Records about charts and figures
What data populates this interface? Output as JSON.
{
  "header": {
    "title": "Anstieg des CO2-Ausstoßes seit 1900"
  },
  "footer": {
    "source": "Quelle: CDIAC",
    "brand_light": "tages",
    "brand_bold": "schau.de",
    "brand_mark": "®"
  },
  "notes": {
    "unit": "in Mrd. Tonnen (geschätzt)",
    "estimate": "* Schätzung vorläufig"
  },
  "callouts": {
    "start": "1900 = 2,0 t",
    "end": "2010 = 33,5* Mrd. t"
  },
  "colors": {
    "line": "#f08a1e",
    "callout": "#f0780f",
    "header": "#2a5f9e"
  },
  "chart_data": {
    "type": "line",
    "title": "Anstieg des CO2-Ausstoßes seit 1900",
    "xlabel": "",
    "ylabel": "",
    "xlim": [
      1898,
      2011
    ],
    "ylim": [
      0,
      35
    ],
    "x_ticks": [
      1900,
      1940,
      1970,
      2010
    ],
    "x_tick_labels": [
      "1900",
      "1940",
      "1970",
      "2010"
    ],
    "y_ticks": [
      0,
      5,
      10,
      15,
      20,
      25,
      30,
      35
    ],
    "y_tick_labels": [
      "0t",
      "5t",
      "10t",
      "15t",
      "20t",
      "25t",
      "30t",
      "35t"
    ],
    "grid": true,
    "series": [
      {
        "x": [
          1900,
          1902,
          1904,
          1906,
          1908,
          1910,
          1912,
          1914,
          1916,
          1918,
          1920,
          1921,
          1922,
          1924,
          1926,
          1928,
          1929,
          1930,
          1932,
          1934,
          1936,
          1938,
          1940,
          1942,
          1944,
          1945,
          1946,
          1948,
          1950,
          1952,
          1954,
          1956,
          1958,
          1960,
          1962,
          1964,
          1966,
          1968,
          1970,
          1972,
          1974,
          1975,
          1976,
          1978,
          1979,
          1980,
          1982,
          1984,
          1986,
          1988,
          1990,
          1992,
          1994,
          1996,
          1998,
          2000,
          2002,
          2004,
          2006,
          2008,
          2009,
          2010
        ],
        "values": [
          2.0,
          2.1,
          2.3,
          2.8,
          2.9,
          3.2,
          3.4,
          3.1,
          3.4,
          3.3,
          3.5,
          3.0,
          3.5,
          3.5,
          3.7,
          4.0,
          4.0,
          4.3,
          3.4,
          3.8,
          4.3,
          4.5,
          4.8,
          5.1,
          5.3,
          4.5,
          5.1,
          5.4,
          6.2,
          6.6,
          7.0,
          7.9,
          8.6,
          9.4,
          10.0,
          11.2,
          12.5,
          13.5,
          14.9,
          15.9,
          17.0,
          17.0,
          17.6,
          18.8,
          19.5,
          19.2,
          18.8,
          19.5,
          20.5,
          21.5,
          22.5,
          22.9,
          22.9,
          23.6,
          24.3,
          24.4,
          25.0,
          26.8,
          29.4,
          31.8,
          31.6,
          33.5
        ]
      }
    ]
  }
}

WRITTEN INSTRUCTION
Scan the material above for the string "Ausstoßes" and return the lines that hold it.

SOLUTION TO THE EXERCISE
    "title": "Anstieg des CO2-Ausstoßes seit 1900"
    "title": "Anstieg des CO2-Ausstoßes seit 1900",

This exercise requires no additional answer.